Brief 1:
Reproduce these lines from the listing verbatim, starting at the line containing "- y-tick-label: 300: [30, 221, 56, 237]" and ending after the line containing "- y-axis-title: Time: [7, 231, 23, 265]".
--- Quoted passage ---
There are several different kinds of registers:

• argument registers
• scratch registers
• return value registers
• return address register
• stack pointer register

The argument registers are used to pass parameters.  So, if a function has a signature such as int time2string (char *where, int value ) that means that

• $a0 is used to pass where
• $a1 is used to pass value
• $ra is used to pass return address

Further, since these three registers are scratch (aka call clobbered), we cannot expect them to survive further function calling from within the body of time2string (which calls hexasc).  This means that if you need the values initially passed to time2string in any of those registers after a nested call (e.g. to hexasc), you have to save them somewhere first.  This is where the PUSH and POP come in, though these macros are reflective of x86 32-bit calling conventions rather than how things are commonly done on MIPS or RISC V.

For an aside, some instructors like to work with these concepts (push & pop) and though they do work, they are not actually used like this on MIPS or RISC V in practice (however, other architectures, namely x86 do this).  On these RISC processors, stack frames sizes are computed once for the whole function and allocated (and deallocated) en masse rather than by individual pushes (and pops).  To digress further, those macros should be using addiu instead of addi because pointer arithmetic is unsigned arithmetic and you don't want signed overflow checking there.
---
Brief 2:
Continue the passage on MIPS registers and calling conventions from the point where it stops.
--- Records shown ---
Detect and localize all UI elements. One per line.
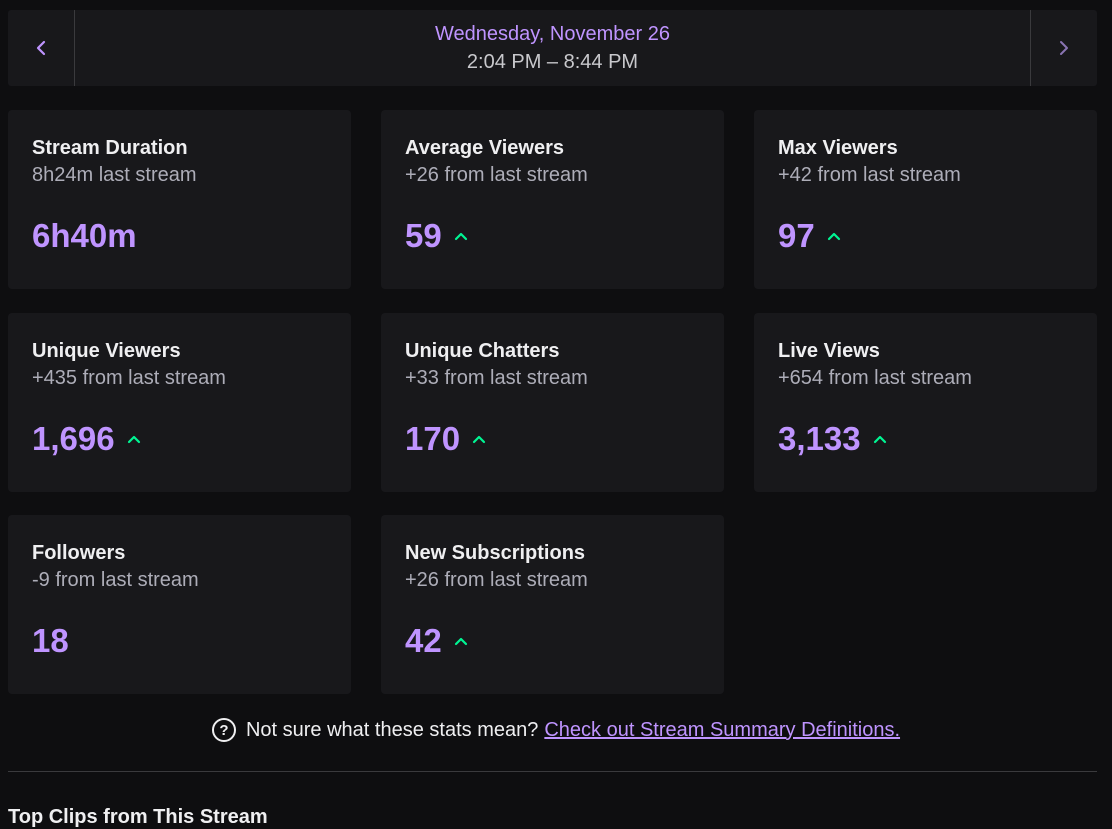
stat-card-live-views: Live Views +654 from last stream 3,133 xyxy=(754,313,1097,492)
stat-card-max-viewers: Max Viewers +42 from last stream 97 xyxy=(754,110,1097,289)
previous-stream-button[interactable] xyxy=(8,10,75,86)
card-value: 97 xyxy=(778,217,815,254)
trend-up-icon xyxy=(454,229,468,243)
stat-card-unique-viewers: Unique Viewers +435 from last stream 1,6… xyxy=(8,313,351,492)
card-value: 170 xyxy=(405,420,461,457)
card-comparison: +26 from last stream xyxy=(405,164,588,186)
card-comparison: +435 from last stream xyxy=(32,367,226,389)
stream-time-range: 2:04 PM – 8:44 PM xyxy=(466,51,639,73)
card-title: Average Viewers xyxy=(405,137,564,159)
top-clips-heading: Top Clips from This Stream xyxy=(8,806,268,828)
trend-up-icon xyxy=(472,432,486,446)
trend-up-icon xyxy=(827,229,841,243)
card-comparison: +33 from last stream xyxy=(405,367,588,389)
stat-card-followers: Followers -9 from last stream 18 xyxy=(8,515,351,694)
trend-up-icon xyxy=(873,432,887,446)
help-text: Not sure what these stats mean? xyxy=(245,718,539,741)
chevron-right-icon xyxy=(1060,41,1068,55)
stream-date: Wednesday, November 26 xyxy=(435,23,670,45)
stats-help: ? Not sure what these stats mean? Check … xyxy=(0,718,1112,742)
stat-card-unique-chatters: Unique Chatters +33 from last stream 170 xyxy=(381,313,724,492)
card-title: Live Views xyxy=(778,340,880,362)
card-title: Unique Chatters xyxy=(405,340,560,362)
trend-up-icon xyxy=(454,634,468,648)
card-comparison: 8h24m last stream xyxy=(32,164,197,186)
card-comparison: +42 from last stream xyxy=(778,164,961,186)
stat-card-average-viewers: Average Viewers +26 from last stream 59 xyxy=(381,110,724,289)
card-title: Followers xyxy=(32,542,126,564)
card-comparison: +26 from last stream xyxy=(405,569,588,591)
stat-card-stream-duration: Stream Duration 8h24m last stream 6h40m xyxy=(8,110,351,289)
next-stream-button[interactable] xyxy=(1030,10,1097,86)
trend-up-icon xyxy=(127,432,141,446)
card-comparison: +654 from last stream xyxy=(778,367,972,389)
date-navigator: Wednesday, November 26 2:04 PM – 8:44 PM xyxy=(8,10,1097,86)
stream-date-display: Wednesday, November 26 2:04 PM – 8:44 PM xyxy=(75,10,1030,86)
stream-summary-definitions-link[interactable]: Check out Stream Summary Definitions. xyxy=(544,718,901,741)
card-value: 1,696 xyxy=(32,420,115,457)
card-value: 6h40m xyxy=(32,217,137,254)
card-title: Stream Duration xyxy=(32,137,188,159)
card-value: 59 xyxy=(405,217,442,254)
card-value: 18 xyxy=(32,622,69,659)
stat-card-new-subscriptions: New Subscriptions +26 from last stream 4… xyxy=(381,515,724,694)
section-divider xyxy=(8,771,1097,772)
card-title: Max Viewers xyxy=(778,137,898,159)
question-circle-icon: ? xyxy=(211,718,236,742)
card-value: 42 xyxy=(405,622,442,659)
chevron-left-icon xyxy=(36,40,46,56)
card-value: 3,133 xyxy=(778,420,861,457)
card-comparison: -9 from last stream xyxy=(32,569,199,591)
card-title: New Subscriptions xyxy=(405,542,586,564)
card-title: Unique Viewers xyxy=(32,340,181,362)
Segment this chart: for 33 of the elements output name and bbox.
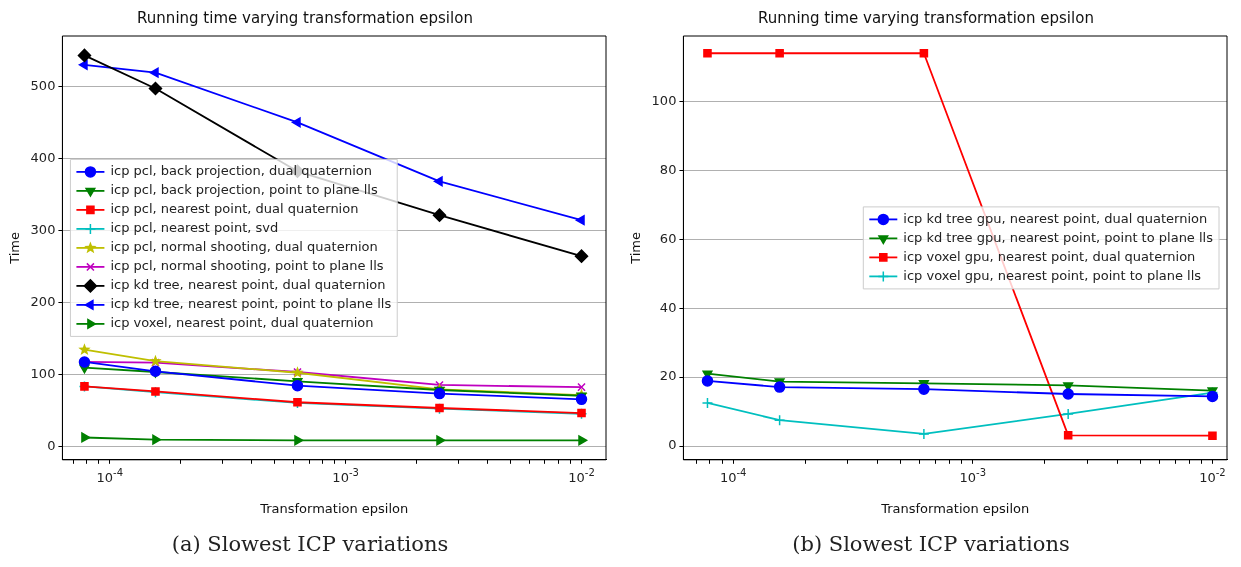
- y-tick-label: 300: [30, 221, 56, 237]
- y-tick-label: 100: [651, 92, 677, 108]
- legend-label: icp voxel gpu, nearest point, point to plane lls: [903, 267, 1202, 283]
- legend-label: icp pcl, normal shooting, point to plane lls: [110, 258, 384, 274]
- legend-label: icp kd tree gpu, nearest point, dual quaternion: [903, 210, 1208, 226]
- y-axis-title: Time: [628, 231, 644, 265]
- y-tick-label: 200: [30, 293, 56, 309]
- text: (a) Slowest ICP variations: [170, 532, 450, 556]
- y-tick-label: 100: [30, 365, 56, 381]
- legend-label: icp pcl, back projection, point to plane lls: [110, 182, 378, 198]
- chart-title: Running time varying transformation epsilon: [137, 8, 473, 27]
- legend-label: icp kd tree, nearest point, point to plane lls: [110, 296, 392, 312]
- y-tick-label: 0: [47, 437, 56, 453]
- legend-label: icp pcl, normal shooting, dual quaternion: [110, 239, 378, 255]
- legend-label: icp pcl, nearest point, svd: [110, 220, 279, 236]
- x-axis-title: Transformation epsilon: [259, 500, 409, 516]
- y-tick-label: 60: [659, 230, 677, 246]
- y-tick-label: 500: [30, 77, 56, 93]
- legend-label: icp kd tree gpu, nearest point, point to plane lls: [903, 229, 1214, 245]
- x-axis-title: Transformation epsilon: [880, 500, 1030, 516]
- legend-label: icp kd tree, nearest point, dual quaternion: [110, 277, 386, 293]
- legend-label: icp voxel, nearest point, dual quaternion: [110, 315, 374, 331]
- chart-title: Running time varying transformation epsilon: [758, 8, 1094, 27]
- y-tick-label: 40: [659, 299, 677, 315]
- y-tick-label: 80: [659, 161, 677, 177]
- y-tick-label: 0: [668, 437, 677, 453]
- legend-label: icp pcl, nearest point, dual quaternion: [110, 201, 359, 217]
- legend-label: icp voxel gpu, nearest point, dual quaternion: [903, 248, 1196, 264]
- y-axis-title: Time: [7, 231, 23, 265]
- legend-label: icp pcl, back projection, dual quaternion: [110, 163, 372, 179]
- y-tick-label: 20: [659, 368, 677, 384]
- y-tick-label: 400: [30, 149, 56, 165]
- text: (b) Slowest ICP variations: [791, 532, 1071, 556]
---
Final answer 1:
- y-tick-label: 300: [30, 221, 56, 237]
- y-tick-label: 100: [651, 92, 677, 108]
- legend-label: icp voxel gpu, nearest point, point to plane lls: [903, 267, 1202, 283]
- legend-label: icp pcl, normal shooting, point to plane lls: [110, 258, 384, 274]
- legend-label: icp kd tree gpu, nearest point, dual quaternion: [903, 210, 1208, 226]
- y-axis-title: Time: [628, 231, 644, 265]
- y-tick-label: 200: [30, 293, 56, 309]
- text: (a) Slowest ICP variations: [170, 532, 450, 556]
- y-tick-label: 100: [30, 365, 56, 381]
- legend-label: icp pcl, back projection, point to plane lls: [110, 182, 378, 198]
- chart-title: Running time varying transformation epsilon: [137, 8, 473, 27]
- legend-label: icp kd tree, nearest point, point to plane lls: [110, 296, 392, 312]
- y-tick-label: 0: [47, 437, 56, 453]
- legend-label: icp pcl, normal shooting, dual quaternion: [110, 239, 378, 255]
- legend-label: icp pcl, nearest point, svd: [110, 220, 279, 236]
- x-axis-title: Transformation epsilon: [259, 500, 409, 516]
- y-tick-label: 60: [659, 230, 677, 246]
- y-tick-label: 500: [30, 77, 56, 93]
- legend-label: icp kd tree gpu, nearest point, point to plane lls: [903, 229, 1214, 245]
- x-axis-title: Transformation epsilon: [880, 500, 1030, 516]
- legend-label: icp kd tree, nearest point, dual quaternion: [110, 277, 386, 293]
- legend-label: icp voxel, nearest point, dual quaternion: [110, 315, 374, 331]
- chart-title: Running time varying transformation epsilon: [758, 8, 1094, 27]
- y-tick-label: 40: [659, 299, 677, 315]
- y-tick-label: 80: [659, 161, 677, 177]
- y-tick-label: 0: [668, 437, 677, 453]
- legend-label: icp pcl, nearest point, dual quaternion: [110, 201, 359, 217]
- legend-label: icp voxel gpu, nearest point, dual quaternion: [903, 248, 1196, 264]
- y-axis-title: Time: [7, 231, 23, 265]

Final answer 2:
Pushing $ra at the beginning of time2string makes sense: the function will repurpose $ra to make the call to hexasc, and yet will still need the original incoming value of $ra to return to its caller (via the jr $ra at the end).

Pushing the other two also makes sense.  Since they were pushed, they also have to be popped, though only $ra value is needed, not $a0 or $a1.  However, while the value of $a0 and $a1 do not need to restored (the caller doesn't care about those, they were scratch anyway) the popping of those other two is needed to restore the stack pointer to where it must go — if you have to use these macros (without these macros, we would simply reload $ra from the stack location and then pop all these with one addiu).

Ok, so then continue to follow the calling convention for the nested call to hexasc:

• pass parameters in the argument registers as per the signature of hexasc
• expect scratch registers to be clobbered by the call
• expect return value in $v0.

So, you'll have to pop $a0 and/or $a1 after a call to hexasc before you can use them (as in for the sw $v0, 0($a0) and the addiu $a0, $a0, 4.  Before the next call to hexasc, you'll also have to repush them.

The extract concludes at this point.